Cerca
Logo
Cerca
+

Matteo Renzi contro Conte, il retroscena: "Stavolta la crisi non si vede, ma c'è"

Francesco Specchia
  • a
  • a
  • a

Matteo, stai sereno. Nel grigio febbraio americano, il "giorno della marmotta" -da cui fu tratto un celebre film- è quello in cui, spuntando dalla sua tana, un roditore inquieto insufflava in un meteorologo l'impressione di trascorrere la giornata sempre nello stesso modo: stessi gesti, stesse parole, stesso tempo perduto. Il meteorologo, così, in questo loop, cadeva in depressione, cercando di suicidarsi nei modi più strambi. Ecco: Giuseppe Conte ricorda il meteorologo, e Renzi la marmotta esagitata. Siamo alla solita, reiterata strategia dell'uguale. Riecco il leader di Italia Viva, che come ogni mese, dopo il solito stop-and-go (sparata-minaccia-ritirata), s' erge contro il governo Conte.

◆ VOCI
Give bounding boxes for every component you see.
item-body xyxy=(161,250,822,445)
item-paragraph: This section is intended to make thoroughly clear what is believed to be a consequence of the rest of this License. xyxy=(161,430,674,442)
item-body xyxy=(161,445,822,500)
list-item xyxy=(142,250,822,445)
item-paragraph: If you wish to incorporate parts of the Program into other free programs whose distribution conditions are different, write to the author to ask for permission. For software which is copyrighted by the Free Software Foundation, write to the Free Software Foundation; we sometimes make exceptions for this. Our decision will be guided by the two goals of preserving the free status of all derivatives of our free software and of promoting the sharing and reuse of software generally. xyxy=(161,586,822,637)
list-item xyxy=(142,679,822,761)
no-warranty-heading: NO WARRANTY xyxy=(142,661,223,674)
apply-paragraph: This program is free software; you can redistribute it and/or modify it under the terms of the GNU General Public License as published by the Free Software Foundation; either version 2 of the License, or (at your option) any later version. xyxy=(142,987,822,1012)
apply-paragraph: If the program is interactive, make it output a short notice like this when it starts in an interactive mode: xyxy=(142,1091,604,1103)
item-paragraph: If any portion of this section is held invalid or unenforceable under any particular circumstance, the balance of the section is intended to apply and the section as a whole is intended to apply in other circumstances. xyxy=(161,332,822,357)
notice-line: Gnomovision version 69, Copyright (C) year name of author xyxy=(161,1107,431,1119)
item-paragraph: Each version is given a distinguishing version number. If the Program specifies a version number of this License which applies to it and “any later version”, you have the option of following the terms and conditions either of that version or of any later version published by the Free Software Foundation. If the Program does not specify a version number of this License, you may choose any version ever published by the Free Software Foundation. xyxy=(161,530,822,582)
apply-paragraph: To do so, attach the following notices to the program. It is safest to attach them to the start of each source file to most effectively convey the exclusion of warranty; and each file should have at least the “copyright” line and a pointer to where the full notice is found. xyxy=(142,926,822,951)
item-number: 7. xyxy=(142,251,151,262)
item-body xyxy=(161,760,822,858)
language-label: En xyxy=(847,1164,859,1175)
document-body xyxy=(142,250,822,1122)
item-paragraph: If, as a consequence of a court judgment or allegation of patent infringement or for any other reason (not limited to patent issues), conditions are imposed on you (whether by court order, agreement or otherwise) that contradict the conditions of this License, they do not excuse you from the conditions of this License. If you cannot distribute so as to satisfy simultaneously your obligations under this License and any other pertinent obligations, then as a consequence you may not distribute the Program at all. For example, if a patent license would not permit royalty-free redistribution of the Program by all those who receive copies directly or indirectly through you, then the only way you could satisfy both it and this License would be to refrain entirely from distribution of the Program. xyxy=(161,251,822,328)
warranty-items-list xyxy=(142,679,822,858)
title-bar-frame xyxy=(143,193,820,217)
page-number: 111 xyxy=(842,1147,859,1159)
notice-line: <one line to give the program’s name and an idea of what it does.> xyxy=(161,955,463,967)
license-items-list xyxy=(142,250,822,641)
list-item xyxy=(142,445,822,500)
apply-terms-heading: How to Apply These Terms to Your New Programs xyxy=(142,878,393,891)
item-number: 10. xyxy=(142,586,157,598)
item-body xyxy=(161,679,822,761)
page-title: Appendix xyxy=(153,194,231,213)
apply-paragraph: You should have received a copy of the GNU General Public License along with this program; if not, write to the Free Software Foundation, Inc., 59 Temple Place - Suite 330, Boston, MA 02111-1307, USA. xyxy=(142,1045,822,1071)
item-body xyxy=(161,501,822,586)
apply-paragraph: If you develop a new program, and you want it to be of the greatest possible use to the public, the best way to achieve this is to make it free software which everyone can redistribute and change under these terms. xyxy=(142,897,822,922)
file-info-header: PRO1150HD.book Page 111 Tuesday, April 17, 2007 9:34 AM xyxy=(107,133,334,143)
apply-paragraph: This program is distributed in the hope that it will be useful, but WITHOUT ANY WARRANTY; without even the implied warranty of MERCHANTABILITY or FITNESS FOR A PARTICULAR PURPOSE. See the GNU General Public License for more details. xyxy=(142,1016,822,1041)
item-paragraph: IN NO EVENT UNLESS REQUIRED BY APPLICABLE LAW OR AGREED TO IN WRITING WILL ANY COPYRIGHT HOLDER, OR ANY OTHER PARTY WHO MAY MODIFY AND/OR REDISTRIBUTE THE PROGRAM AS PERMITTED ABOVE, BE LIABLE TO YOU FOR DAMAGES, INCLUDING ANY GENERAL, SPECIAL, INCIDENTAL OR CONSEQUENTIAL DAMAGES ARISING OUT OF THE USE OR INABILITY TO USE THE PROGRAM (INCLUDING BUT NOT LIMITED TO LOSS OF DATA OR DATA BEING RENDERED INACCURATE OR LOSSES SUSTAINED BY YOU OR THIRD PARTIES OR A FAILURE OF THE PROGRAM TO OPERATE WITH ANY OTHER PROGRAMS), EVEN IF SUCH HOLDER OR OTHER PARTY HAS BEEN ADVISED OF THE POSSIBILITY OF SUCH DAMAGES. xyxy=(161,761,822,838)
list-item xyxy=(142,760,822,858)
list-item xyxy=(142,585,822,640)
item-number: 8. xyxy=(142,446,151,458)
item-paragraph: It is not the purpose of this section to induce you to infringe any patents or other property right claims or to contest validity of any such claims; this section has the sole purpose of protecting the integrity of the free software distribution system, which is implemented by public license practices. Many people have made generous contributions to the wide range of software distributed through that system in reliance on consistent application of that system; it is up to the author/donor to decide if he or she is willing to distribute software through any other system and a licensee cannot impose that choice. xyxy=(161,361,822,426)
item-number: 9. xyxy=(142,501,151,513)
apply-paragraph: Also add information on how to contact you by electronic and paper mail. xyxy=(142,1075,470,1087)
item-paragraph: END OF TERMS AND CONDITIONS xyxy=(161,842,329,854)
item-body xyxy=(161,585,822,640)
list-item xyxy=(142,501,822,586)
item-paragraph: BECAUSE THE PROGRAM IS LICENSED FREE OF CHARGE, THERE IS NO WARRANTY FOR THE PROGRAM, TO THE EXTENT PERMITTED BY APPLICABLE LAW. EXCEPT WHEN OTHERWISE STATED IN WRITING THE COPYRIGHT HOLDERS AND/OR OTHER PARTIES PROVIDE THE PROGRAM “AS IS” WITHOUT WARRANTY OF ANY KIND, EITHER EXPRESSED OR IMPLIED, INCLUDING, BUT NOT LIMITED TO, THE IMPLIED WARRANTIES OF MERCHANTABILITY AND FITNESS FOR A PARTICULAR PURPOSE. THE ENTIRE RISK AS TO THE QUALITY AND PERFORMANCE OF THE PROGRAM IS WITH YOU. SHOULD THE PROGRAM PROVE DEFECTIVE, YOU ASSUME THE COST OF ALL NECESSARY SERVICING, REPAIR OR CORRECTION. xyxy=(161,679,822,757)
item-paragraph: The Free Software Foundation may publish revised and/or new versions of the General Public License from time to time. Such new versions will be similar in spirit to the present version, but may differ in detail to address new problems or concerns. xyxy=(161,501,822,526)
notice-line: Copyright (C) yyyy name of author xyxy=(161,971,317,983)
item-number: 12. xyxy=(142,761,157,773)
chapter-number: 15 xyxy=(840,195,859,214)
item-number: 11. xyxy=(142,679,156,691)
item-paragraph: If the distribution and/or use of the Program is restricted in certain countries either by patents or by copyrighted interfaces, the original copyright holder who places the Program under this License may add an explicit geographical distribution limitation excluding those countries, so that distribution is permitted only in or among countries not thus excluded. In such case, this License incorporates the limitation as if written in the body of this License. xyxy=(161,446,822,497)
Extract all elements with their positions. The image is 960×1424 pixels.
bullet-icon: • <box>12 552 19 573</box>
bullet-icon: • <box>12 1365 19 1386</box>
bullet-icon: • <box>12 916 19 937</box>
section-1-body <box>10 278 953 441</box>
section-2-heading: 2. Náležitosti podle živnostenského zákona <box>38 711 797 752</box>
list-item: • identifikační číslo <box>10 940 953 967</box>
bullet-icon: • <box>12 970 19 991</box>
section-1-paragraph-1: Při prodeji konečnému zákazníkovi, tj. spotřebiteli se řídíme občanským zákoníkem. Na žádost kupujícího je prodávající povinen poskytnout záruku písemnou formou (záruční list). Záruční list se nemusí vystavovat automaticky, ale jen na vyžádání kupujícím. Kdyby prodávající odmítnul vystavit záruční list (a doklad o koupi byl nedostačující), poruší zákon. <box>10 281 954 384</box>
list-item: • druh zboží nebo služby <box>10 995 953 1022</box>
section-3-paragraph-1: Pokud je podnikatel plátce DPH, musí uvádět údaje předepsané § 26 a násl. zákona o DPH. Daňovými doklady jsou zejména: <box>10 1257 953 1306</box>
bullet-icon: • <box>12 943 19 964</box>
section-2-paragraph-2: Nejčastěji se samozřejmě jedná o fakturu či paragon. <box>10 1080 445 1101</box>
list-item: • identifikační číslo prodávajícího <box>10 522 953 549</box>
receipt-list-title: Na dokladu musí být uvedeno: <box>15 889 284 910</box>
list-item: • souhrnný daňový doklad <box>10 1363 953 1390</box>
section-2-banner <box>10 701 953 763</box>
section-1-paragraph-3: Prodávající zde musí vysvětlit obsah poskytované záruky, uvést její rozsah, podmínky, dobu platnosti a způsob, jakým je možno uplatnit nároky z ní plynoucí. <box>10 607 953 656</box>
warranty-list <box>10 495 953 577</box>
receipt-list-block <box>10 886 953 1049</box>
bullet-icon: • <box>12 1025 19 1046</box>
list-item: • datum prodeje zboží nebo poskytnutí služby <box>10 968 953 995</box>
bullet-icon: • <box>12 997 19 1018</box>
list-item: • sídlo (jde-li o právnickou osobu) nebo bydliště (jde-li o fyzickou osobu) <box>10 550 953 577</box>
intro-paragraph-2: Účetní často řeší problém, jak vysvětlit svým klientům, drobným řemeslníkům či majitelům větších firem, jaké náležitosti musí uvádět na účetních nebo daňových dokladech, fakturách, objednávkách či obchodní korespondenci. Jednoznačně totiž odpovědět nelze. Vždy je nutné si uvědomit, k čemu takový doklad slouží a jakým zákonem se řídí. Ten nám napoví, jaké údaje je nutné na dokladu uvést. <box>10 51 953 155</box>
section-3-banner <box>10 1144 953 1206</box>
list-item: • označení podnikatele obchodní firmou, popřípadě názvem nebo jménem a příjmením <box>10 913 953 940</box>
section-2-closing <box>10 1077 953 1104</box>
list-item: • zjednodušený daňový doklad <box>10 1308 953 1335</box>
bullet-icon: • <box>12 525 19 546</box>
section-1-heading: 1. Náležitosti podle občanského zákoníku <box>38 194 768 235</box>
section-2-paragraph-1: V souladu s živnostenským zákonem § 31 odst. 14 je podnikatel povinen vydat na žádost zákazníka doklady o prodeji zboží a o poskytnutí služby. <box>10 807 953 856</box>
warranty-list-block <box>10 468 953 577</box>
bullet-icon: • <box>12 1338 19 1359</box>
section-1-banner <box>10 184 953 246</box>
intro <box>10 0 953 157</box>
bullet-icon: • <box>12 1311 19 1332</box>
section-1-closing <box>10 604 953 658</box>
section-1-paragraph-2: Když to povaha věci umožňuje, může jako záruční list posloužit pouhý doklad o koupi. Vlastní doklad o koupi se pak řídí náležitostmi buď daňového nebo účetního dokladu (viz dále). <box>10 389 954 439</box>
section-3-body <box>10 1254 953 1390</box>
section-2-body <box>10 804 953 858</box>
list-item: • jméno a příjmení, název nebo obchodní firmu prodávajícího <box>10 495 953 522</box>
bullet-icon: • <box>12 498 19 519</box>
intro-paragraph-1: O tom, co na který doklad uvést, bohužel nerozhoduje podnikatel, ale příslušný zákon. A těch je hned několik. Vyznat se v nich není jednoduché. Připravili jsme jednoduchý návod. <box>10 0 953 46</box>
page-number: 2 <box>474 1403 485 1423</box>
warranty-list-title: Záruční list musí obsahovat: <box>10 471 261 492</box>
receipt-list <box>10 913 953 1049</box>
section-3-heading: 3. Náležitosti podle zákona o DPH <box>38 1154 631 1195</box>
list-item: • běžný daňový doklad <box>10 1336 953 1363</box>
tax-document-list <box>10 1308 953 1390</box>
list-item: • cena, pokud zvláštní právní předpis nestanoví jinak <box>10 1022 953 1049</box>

◆ COSA FARE
Indica la figura del racconto sul "giorno della marmotta" a cui il brano paragona Giuseppe Conte. L'elenco è materiale a sé, distinto dal brano.

◆ ESERCIZIO SVOLTO
Al meteorologo.